- Supplied material:

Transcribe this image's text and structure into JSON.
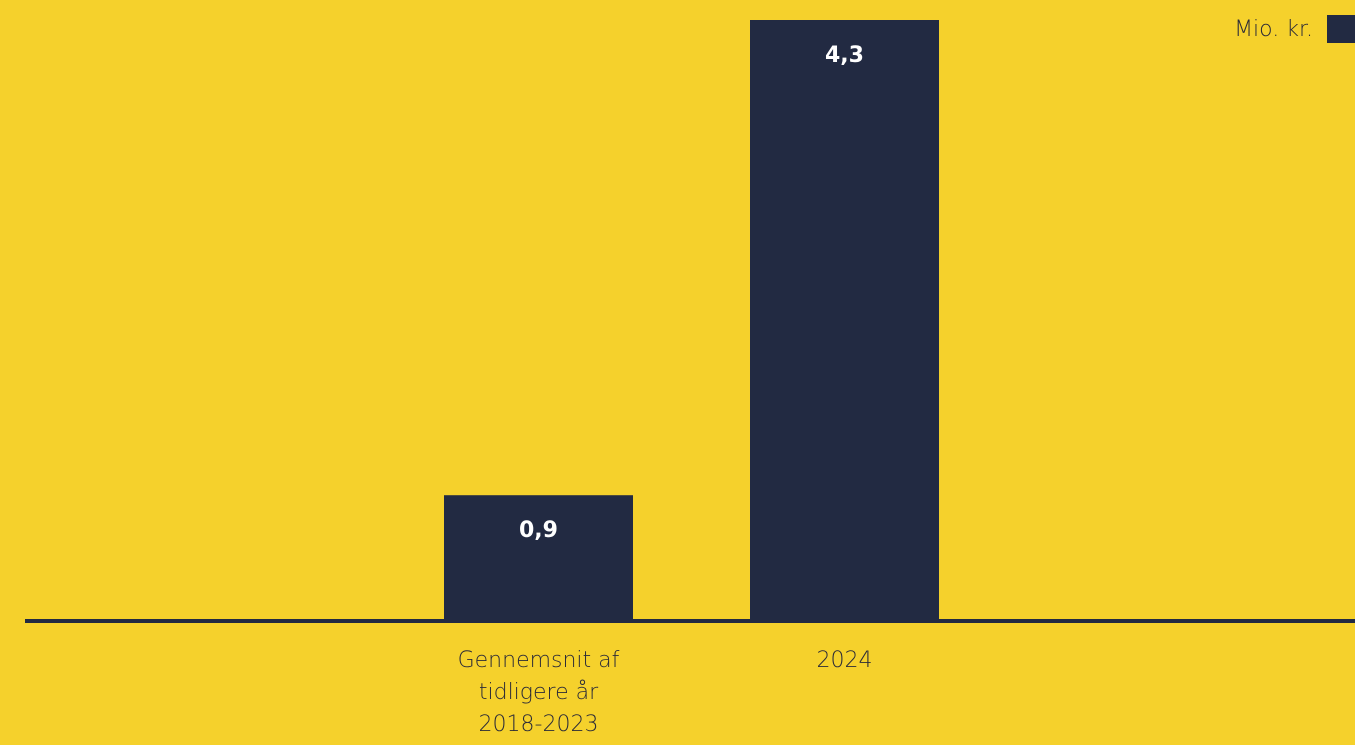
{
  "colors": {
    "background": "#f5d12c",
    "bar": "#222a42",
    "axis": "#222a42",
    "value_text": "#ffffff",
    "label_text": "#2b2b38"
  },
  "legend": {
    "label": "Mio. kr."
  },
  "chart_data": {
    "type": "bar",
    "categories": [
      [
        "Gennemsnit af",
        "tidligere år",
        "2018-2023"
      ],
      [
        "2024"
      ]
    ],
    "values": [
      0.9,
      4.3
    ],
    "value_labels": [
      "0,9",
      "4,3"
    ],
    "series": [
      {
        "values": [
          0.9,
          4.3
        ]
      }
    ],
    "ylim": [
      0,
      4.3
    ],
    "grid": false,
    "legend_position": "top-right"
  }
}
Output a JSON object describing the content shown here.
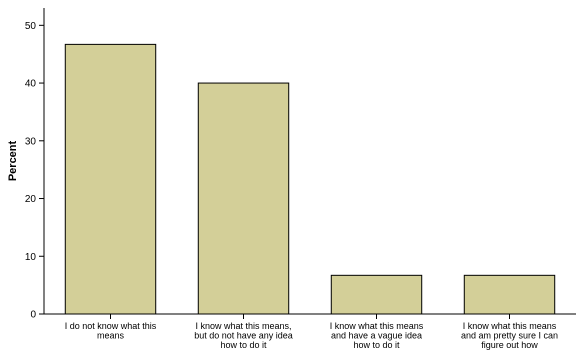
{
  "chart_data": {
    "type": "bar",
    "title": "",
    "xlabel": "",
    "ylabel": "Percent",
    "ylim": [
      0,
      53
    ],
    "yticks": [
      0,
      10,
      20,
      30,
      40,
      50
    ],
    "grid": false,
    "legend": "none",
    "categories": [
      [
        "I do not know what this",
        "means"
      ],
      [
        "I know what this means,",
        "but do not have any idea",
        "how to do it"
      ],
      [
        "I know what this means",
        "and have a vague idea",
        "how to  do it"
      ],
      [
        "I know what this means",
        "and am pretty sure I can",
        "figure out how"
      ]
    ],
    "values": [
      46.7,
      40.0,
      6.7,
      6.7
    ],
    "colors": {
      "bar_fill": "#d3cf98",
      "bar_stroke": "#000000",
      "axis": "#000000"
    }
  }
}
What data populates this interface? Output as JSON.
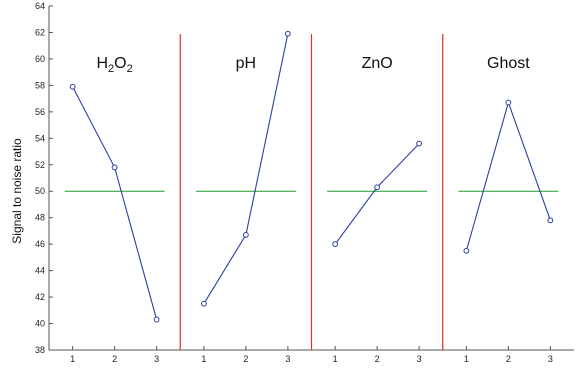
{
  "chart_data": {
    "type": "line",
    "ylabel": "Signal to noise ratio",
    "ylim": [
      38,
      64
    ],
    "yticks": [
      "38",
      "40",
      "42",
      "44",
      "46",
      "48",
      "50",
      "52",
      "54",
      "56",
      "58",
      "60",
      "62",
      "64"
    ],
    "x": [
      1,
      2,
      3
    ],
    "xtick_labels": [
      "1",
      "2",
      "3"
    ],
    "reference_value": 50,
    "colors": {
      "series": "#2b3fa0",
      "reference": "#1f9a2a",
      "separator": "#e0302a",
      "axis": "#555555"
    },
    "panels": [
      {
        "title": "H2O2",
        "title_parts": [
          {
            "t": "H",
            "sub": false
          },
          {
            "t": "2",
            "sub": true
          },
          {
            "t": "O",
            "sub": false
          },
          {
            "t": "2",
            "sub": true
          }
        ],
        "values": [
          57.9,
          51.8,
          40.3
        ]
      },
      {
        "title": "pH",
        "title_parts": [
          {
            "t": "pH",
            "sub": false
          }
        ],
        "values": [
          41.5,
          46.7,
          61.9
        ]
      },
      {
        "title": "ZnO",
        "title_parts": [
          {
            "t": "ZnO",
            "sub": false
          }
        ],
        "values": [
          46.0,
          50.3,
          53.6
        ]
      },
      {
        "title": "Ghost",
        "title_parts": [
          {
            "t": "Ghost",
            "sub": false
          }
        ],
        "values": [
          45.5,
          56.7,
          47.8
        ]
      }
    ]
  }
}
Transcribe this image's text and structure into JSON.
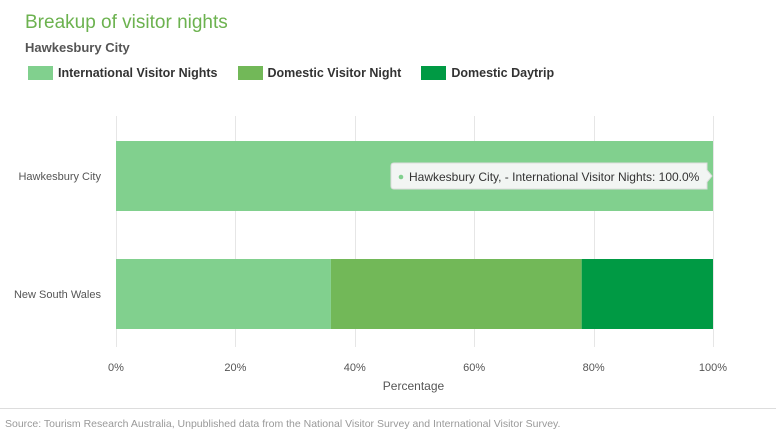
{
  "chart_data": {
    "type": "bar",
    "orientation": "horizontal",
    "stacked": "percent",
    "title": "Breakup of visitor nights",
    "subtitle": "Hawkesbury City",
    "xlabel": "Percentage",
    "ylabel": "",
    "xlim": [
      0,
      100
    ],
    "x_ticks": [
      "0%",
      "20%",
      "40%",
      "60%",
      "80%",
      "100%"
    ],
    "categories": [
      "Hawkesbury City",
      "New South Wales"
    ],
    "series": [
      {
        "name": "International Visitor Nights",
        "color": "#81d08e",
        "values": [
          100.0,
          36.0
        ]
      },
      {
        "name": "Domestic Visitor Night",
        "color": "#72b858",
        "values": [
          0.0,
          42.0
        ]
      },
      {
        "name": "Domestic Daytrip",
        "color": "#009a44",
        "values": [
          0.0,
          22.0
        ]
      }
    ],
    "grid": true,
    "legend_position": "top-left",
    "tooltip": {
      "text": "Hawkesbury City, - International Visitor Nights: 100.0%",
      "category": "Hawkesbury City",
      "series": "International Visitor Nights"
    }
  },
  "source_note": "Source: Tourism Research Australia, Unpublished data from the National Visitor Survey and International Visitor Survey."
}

- Required task:
Identify the lines in the entries above that contain "know", then copy them out.

- Output of the task:
        "I do not know what this",
        "I know what this means,",
        "I know what this means",
        "I know what this means",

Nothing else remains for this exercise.